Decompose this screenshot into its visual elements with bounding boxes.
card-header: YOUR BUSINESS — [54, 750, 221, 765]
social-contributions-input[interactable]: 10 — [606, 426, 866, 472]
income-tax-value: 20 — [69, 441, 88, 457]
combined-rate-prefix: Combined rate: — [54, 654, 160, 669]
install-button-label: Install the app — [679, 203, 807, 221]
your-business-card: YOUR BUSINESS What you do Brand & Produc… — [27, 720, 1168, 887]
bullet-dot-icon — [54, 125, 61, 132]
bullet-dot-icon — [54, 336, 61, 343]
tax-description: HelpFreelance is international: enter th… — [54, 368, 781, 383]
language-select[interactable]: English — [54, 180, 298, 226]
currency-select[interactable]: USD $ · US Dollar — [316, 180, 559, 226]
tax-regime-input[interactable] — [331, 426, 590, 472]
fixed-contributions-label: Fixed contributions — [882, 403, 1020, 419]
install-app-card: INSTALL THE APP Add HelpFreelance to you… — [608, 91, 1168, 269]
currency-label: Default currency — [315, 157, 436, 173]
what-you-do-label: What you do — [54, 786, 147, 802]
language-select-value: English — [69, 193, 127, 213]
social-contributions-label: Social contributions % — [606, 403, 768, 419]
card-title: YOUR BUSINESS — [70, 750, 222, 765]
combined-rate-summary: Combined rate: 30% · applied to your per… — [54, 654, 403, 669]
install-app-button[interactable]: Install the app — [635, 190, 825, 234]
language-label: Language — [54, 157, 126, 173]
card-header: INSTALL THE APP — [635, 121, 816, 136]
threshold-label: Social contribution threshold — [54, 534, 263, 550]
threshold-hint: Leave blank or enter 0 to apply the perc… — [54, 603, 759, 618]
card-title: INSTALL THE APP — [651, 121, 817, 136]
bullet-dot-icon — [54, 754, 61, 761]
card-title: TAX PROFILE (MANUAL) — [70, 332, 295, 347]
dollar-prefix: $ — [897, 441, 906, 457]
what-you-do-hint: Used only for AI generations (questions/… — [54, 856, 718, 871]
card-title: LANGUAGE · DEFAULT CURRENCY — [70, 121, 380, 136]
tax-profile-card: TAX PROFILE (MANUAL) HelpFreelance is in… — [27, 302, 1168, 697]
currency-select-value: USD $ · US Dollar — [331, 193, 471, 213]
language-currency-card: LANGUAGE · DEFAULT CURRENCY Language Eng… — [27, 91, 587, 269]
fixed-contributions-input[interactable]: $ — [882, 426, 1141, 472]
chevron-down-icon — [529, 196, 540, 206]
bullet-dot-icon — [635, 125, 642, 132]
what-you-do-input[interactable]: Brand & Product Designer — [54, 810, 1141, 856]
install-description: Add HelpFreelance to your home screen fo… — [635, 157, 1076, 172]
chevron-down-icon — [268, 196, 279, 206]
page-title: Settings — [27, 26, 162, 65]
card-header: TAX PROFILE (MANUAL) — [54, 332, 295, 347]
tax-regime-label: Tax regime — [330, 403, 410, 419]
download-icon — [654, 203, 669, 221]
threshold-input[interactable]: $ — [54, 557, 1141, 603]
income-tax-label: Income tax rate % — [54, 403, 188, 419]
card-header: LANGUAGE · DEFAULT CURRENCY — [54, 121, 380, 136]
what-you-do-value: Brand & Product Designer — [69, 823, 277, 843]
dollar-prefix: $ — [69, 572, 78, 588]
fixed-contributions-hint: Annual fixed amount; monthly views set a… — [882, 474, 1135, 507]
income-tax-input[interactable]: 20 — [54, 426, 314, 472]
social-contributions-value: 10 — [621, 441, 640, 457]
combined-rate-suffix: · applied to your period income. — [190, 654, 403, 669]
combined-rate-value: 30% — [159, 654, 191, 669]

━━━━━━━━━━━━━━━━━━━━

Lay out every line of the records as a JSON list of strings, one string per line, leaving out any blank lines.

[
  "Decompose this screenshot into its visual elements with bounding boxes.",
  "card-header: YOUR BUSINESS — [54, 750, 221, 765]",
  "social-contributions-input[interactable]: 10 — [606, 426, 866, 472]",
  "income-tax-value: 20 — [69, 441, 88, 457]",
  "combined-rate-prefix: Combined rate: — [54, 654, 160, 669]",
  "install-button-label: Install the app — [679, 203, 807, 221]",
  "your-business-card: YOUR BUSINESS What you do Brand & Produc… — [27, 720, 1168, 887]",
  "bullet-dot-icon — [54, 125, 61, 132]",
  "bullet-dot-icon — [54, 336, 61, 343]",
  "tax-description: HelpFreelance is international: enter th… — [54, 368, 781, 383]",
  "language-select[interactable]: English — [54, 180, 298, 226]",
  "currency-select[interactable]: USD $ · US Dollar — [316, 180, 559, 226]",
  "tax-regime-input[interactable] — [331, 426, 590, 472]",
  "fixed-contributions-label: Fixed contributions — [882, 403, 1020, 419]",
  "install-app-card: INSTALL THE APP Add HelpFreelance to you… — [608, 91, 1168, 269]",
  "currency-label: Default currency — [315, 157, 436, 173]",
  "what-you-do-label: What you do — [54, 786, 147, 802]",
  "language-select-value: English — [69, 193, 127, 213]",
  "social-contributions-label: Social contributions % — [606, 403, 768, 419]",
  "card-title: YOUR BUSINESS — [70, 750, 222, 765]",
  "combined-rate-summary: Combined rate: 30% · applied to your per… — [54, 654, 403, 669]",
  "install-app-button[interactable]: Install the app — [635, 190, 825, 234]",
  "language-label: Language — [54, 157, 126, 173]",
  "card-header: INSTALL THE APP — [635, 121, 816, 136]",
  "threshold-label: Social contribution threshold — [54, 534, 263, 550]",
  "threshold-hint: Leave blank or enter 0 to apply the perc… — [54, 603, 759, 618]",
  "card-title: INSTALL THE APP — [651, 121, 817, 136]",
  "bullet-dot-icon — [54, 754, 61, 761]",
  "card-title: TAX PROFILE (MANUAL) — [70, 332, 295, 347]",
  "dollar-prefix: $ — [897, 441, 906, 457]",
  "what-you-do-hint: Used only for AI generations (questions/… — [54, 856, 718, 871]",
  "card-title: LANGUAGE · DEFAULT CURRENCY — [70, 121, 380, 136]",
  "tax-profile-card: TAX PROFILE (MANUAL) HelpFreelance is in… — [27, 302, 1168, 697]",
  "currency-select-value: USD $ · US Dollar — [331, 193, 471, 213]",
  "language-currency-card: LANGUAGE · DEFAULT CURRENCY Language Eng… — [27, 91, 587, 269]",
  "fixed-contributions-input[interactable]: $ — [882, 426, 1141, 472]",
  "chevron-down-icon — [529, 196, 540, 206]",
  "bullet-dot-icon — [635, 125, 642, 132]",
  "what-you-do-input[interactable]: Brand & Product Designer — [54, 810, 1141, 856]",
  "install-description: Add HelpFreelance to your home screen fo… — [635, 157, 1076, 172]",
  "chevron-down-icon — [268, 196, 279, 206]",
  "page-title: Settings — [27, 26, 162, 65]",
  "card-header: TAX PROFILE (MANUAL) — [54, 332, 295, 347]",
  "tax-regime-label: Tax regime — [330, 403, 410, 419]",
  "download-icon — [654, 203, 669, 221]",
  "threshold-input[interactable]: $ — [54, 557, 1141, 603]",
  "income-tax-label: Income tax rate % — [54, 403, 188, 419]",
  "card-header: LANGUAGE · DEFAULT CURRENCY — [54, 121, 380, 136]",
  "what-you-do-value: Brand & Product Designer — [69, 823, 277, 843]",
  "dollar-prefix: $ — [69, 572, 78, 588]",
  "fixed-contributions-hint: Annual fixed amount; monthly views set a… — [882, 474, 1135, 507]",
  "income-tax-input[interactable]: 20 — [54, 426, 314, 472]",
  "social-contributions-value: 10 — [621, 441, 640, 457]",
  "combined-rate-suffix: · applied to your period income. — [190, 654, 403, 669]",
  "combined-rate-value: 30% — [159, 654, 191, 669]"
]